• [EXERCISE DIRECTIONS]:
Pictures do not belong in the copy; transcribe everything else in the records exactly.

----- DATA RECORDS

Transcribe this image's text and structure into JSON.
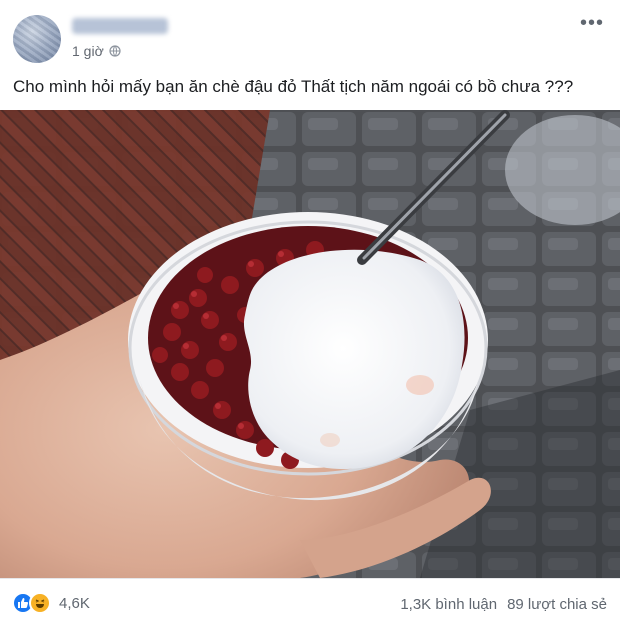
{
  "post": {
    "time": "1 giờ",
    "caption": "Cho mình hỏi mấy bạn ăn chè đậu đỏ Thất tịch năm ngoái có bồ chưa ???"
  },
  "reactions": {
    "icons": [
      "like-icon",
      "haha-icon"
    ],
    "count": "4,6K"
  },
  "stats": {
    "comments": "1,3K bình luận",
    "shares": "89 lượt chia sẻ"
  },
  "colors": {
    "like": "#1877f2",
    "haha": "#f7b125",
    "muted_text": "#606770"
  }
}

----------

• [PROBLEM SOLUTION]:
Transcribe this image's text and structure into JSON.
{
  "post": {
    "time": "1 giờ",
    "caption": "Cho mình hỏi mấy bạn ăn chè đậu đỏ Thất tịch năm ngoái có bồ chưa ???"
  },
  "reactions": {
    "icons": [
      "like-icon",
      "haha-icon"
    ],
    "count": "4,6K"
  },
  "stats": {
    "comments": "1,3K bình luận",
    "shares": "89 lượt chia sẻ"
  },
  "colors": {
    "like": "#1877f2",
    "haha": "#f7b125",
    "muted_text": "#606770"
  }
}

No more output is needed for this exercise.